- Records provided
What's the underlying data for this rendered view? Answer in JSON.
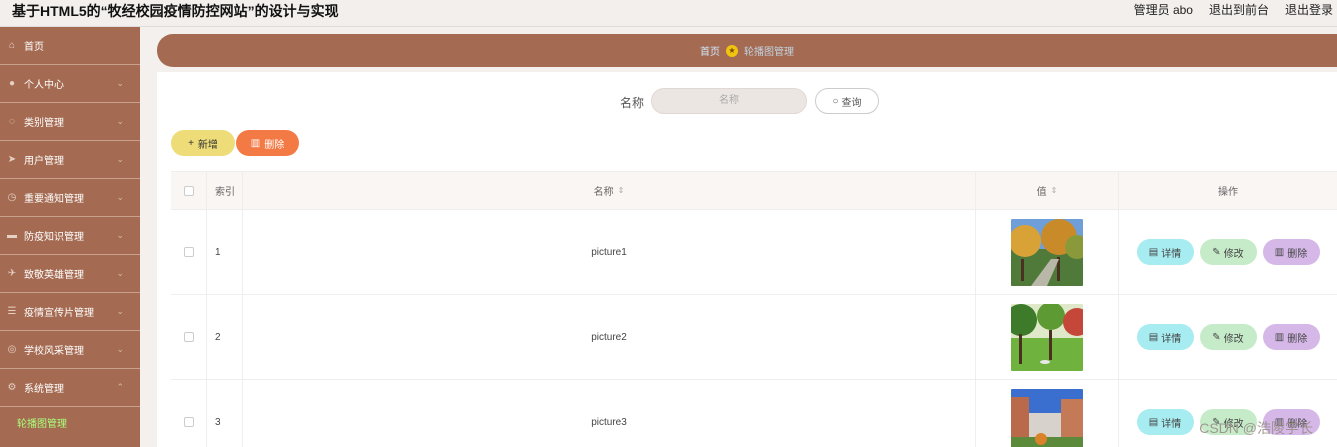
{
  "header": {
    "title": "基于HTML5的“牧经校园疫情防控网站”的设计与实现",
    "user_label": "管理员 abo",
    "to_front": "退出到前台",
    "logout": "退出登录"
  },
  "sidebar": {
    "items": [
      {
        "label": "首页",
        "icon": "home-icon"
      },
      {
        "label": "个人中心",
        "icon": "user-icon"
      },
      {
        "label": "类别管理",
        "icon": "category-icon"
      },
      {
        "label": "用户管理",
        "icon": "send-icon"
      },
      {
        "label": "重要通知管理",
        "icon": "clock-icon"
      },
      {
        "label": "防疫知识管理",
        "icon": "book-icon"
      },
      {
        "label": "致敬英雄管理",
        "icon": "plane-icon"
      },
      {
        "label": "疫情宣传片管理",
        "icon": "list-icon"
      },
      {
        "label": "学校风采管理",
        "icon": "school-icon"
      },
      {
        "label": "系统管理",
        "icon": "gear-icon"
      }
    ],
    "submenu": {
      "label": "轮播图管理"
    }
  },
  "breadcrumb": {
    "home": "首页",
    "current": "轮播图管理"
  },
  "search": {
    "label": "名称",
    "placeholder": "名称",
    "button": "查询"
  },
  "actions": {
    "add": "新增",
    "delete": "删除"
  },
  "table": {
    "headers": {
      "index": "索引",
      "name": "名称",
      "value": "值",
      "ops": "操作"
    },
    "rows": [
      {
        "index": "1",
        "name": "picture1"
      },
      {
        "index": "2",
        "name": "picture2"
      },
      {
        "index": "3",
        "name": "picture3"
      }
    ],
    "op_labels": {
      "detail": "详情",
      "edit": "修改",
      "delete": "删除"
    }
  },
  "watermark": "CSDN @浩陵学长",
  "colors": {
    "sidebar": "#a56b52",
    "add_button": "#eddc78",
    "delete_button": "#f47a45",
    "detail_button": "#a7ecf0",
    "edit_button": "#c6ebc9",
    "op_delete_button": "#d5b8e8",
    "submenu_active": "#a9ff7a"
  }
}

- Written problem
Omit any images, then output the listing exactly.

- Response to this exercise
What's the underlying data for this rendered view? Answer in JSON.
{
  "header": {
    "title": "基于HTML5的“牧经校园疫情防控网站”的设计与实现",
    "user_label": "管理员 abo",
    "to_front": "退出到前台",
    "logout": "退出登录"
  },
  "sidebar": {
    "items": [
      {
        "label": "首页",
        "icon": "home-icon"
      },
      {
        "label": "个人中心",
        "icon": "user-icon"
      },
      {
        "label": "类别管理",
        "icon": "category-icon"
      },
      {
        "label": "用户管理",
        "icon": "send-icon"
      },
      {
        "label": "重要通知管理",
        "icon": "clock-icon"
      },
      {
        "label": "防疫知识管理",
        "icon": "book-icon"
      },
      {
        "label": "致敬英雄管理",
        "icon": "plane-icon"
      },
      {
        "label": "疫情宣传片管理",
        "icon": "list-icon"
      },
      {
        "label": "学校风采管理",
        "icon": "school-icon"
      },
      {
        "label": "系统管理",
        "icon": "gear-icon"
      }
    ],
    "submenu": {
      "label": "轮播图管理"
    }
  },
  "breadcrumb": {
    "home": "首页",
    "current": "轮播图管理"
  },
  "search": {
    "label": "名称",
    "placeholder": "名称",
    "button": "查询"
  },
  "actions": {
    "add": "新增",
    "delete": "删除"
  },
  "table": {
    "headers": {
      "index": "索引",
      "name": "名称",
      "value": "值",
      "ops": "操作"
    },
    "rows": [
      {
        "index": "1",
        "name": "picture1"
      },
      {
        "index": "2",
        "name": "picture2"
      },
      {
        "index": "3",
        "name": "picture3"
      }
    ],
    "op_labels": {
      "detail": "详情",
      "edit": "修改",
      "delete": "删除"
    }
  },
  "watermark": "CSDN @浩陵学长",
  "colors": {
    "sidebar": "#a56b52",
    "add_button": "#eddc78",
    "delete_button": "#f47a45",
    "detail_button": "#a7ecf0",
    "edit_button": "#c6ebc9",
    "op_delete_button": "#d5b8e8",
    "submenu_active": "#a9ff7a"
  }
}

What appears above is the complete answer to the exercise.